* BEGIN *

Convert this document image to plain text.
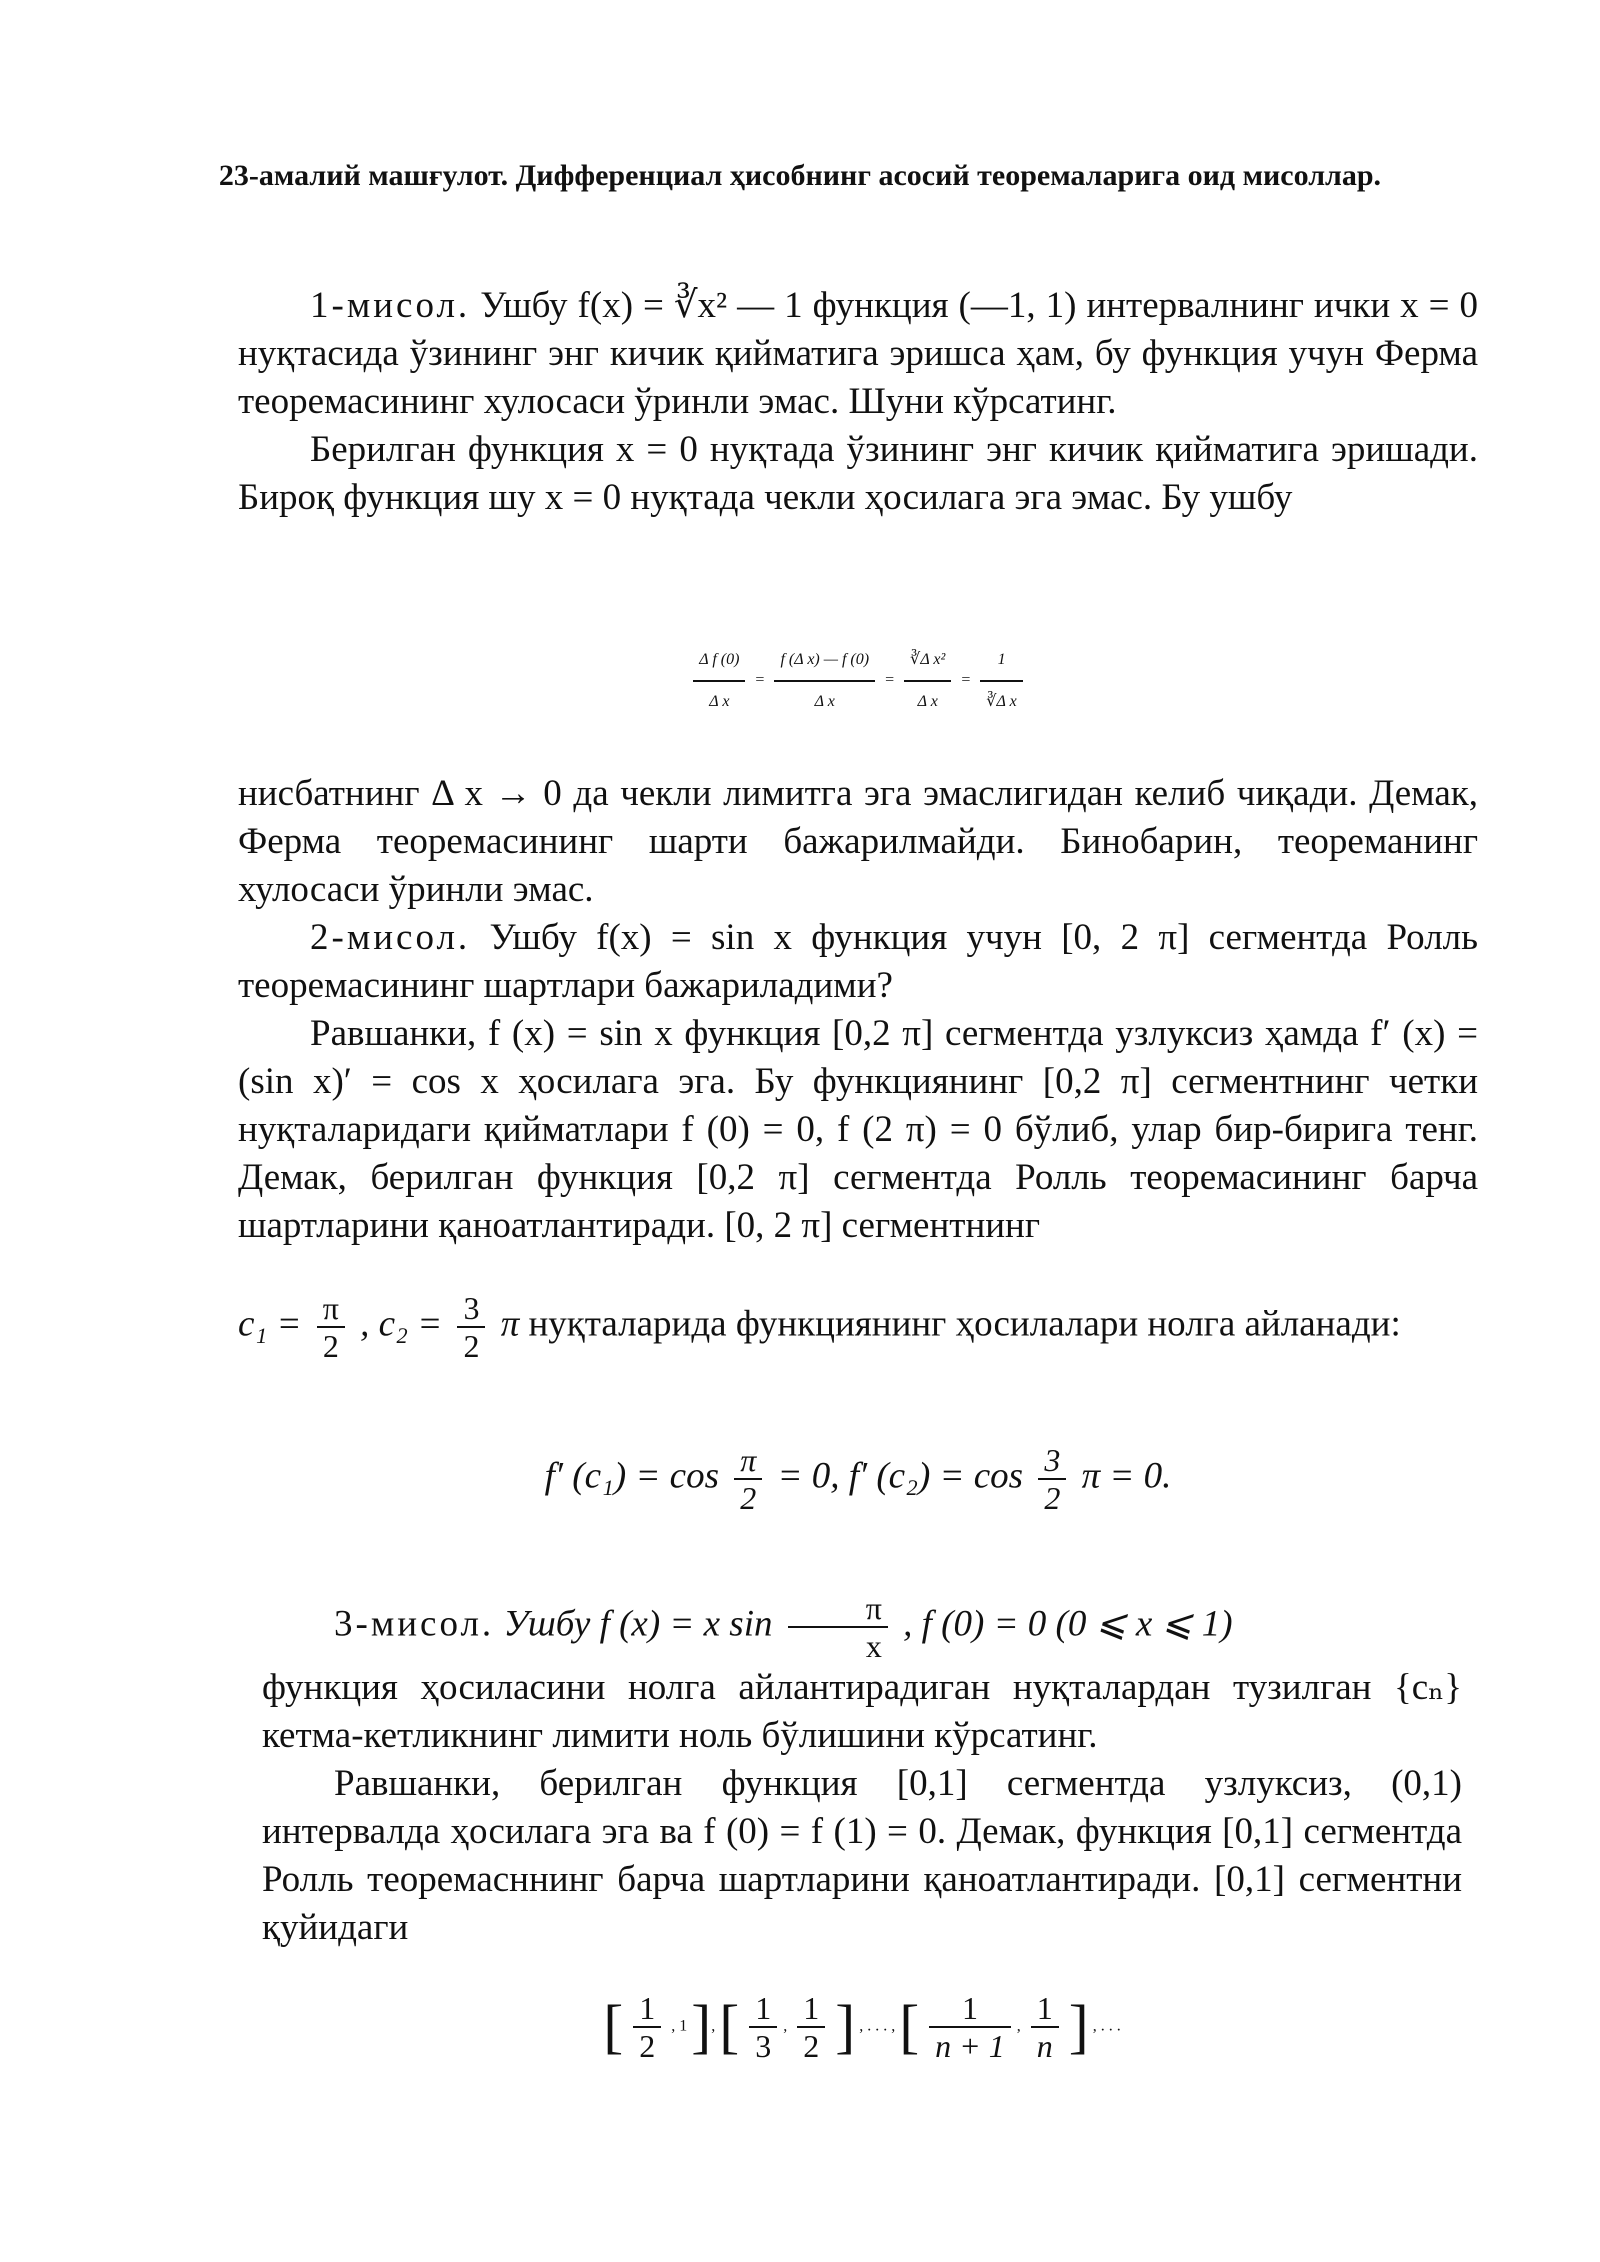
23-амалий машғулот. Дифференциал ҳисобнинг асосий теоремаларига оид мисоллар.

1-мисол. Ушбу f(x) = ∛x² — 1 функция (—1, 1) интервалнинг ички x = 0 нуқтасида ўзининг энг кичик қийматига эришса ҳам, бу функция учун Ферма теоремасининг хулосаси ўринли эмас. Шуни кўрсатинг.

Берилган функция x = 0 нуқтада ўзининг энг кичик қийматига эришади. Бироқ функция шу x = 0 нуқтада чекли ҳосилага эга эмас. Бу ушбу

$\frac{\text{Δ f (0)}}{\text{Δ x}} = \frac{\text{f (Δ x) — f (0)}}{\text{Δ x}} = \frac{\text{∛Δ x²}}{\text{Δ x}} = \frac{1}{\text{∛Δ x}}$

нисбатнинг Δ x → 0 да чекли лимитга эга эмаслигидан келиб чиқади. Демак, Ферма теоремасининг шарти бажарилмайди. Бинобарин, теореманинг хулосаси ўринли эмас.

2-мисол. Ушбу f(x) = sin x функция учун [0, 2 π] сегментда Ролль теоремасининг шартлари бажариладими?

Равшанки, f (x) = sin x функция [0,2 π] сегментда узлуксиз ҳамда f′ (x) = (sin x)′ = cos x ҳосилага эга. Бу функциянинг [0,2 π] сегментнинг четки нуқталаридаги қийматлари f (0) = 0, f (2 π) = 0 бўлиб, улар бир-бирига тенг. Демак, берилган функция [0,2 π] сегментда Ролль теоремасининг барча шартларини қаноатлантиради. [0, 2 π] сегментнинг

$c_1 = \frac{\pi}{2}$ , $c_2 = \frac{3}{2}$ π нуқталарида функциянинг ҳосилалари нолга айланади:

f′ $(c_1) = \cos \frac{\pi}{2} = 0$, f′ $(c_2) = \cos \frac{3}{2}$ π = 0.

3-мисол. Ушбу f (x) = x $\sin \frac{\pi}{x}$ , f (0) = 0 (0 ⩽ x ⩽ 1)

функция ҳосиласини нолга айлантирадиган нуқталардан тузилган {cₙ} кетма-кетликнинг лимити ноль бўлишини кўрсатинг.

Равшанки, берилган функция [0,1] сегментда узлуксиз, (0,1) интервалда ҳосилага эга ва f (0) = f (1) = 0. Демак, функция [0,1] сегментда Ролль теоремасннинг барча шартларини қаноатлантиради. [0,1] сегментни қуйидаги

[ $\frac{1}{2}$ , 1 ], [ $\frac{1}{3}$ , $\frac{1}{2}$ ] , . . . , [ $\frac{1}{n + 1}$ , $\frac{1}{n}$ ] , . . .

* END *

TO BE DONE
Filter the listing above for the string "text" and copy every matching line.

TASK RESPONSE
Convert this document image to plain text.
$\frac{\text{Δ f (0)}}{\text{Δ x}} = \frac{\text{f (Δ x) — f (0)}}{\text{Δ x}} = \frac{\text{∛Δ x²}}{\text{Δ x}} = \frac{1}{\text{∛Δ x}}$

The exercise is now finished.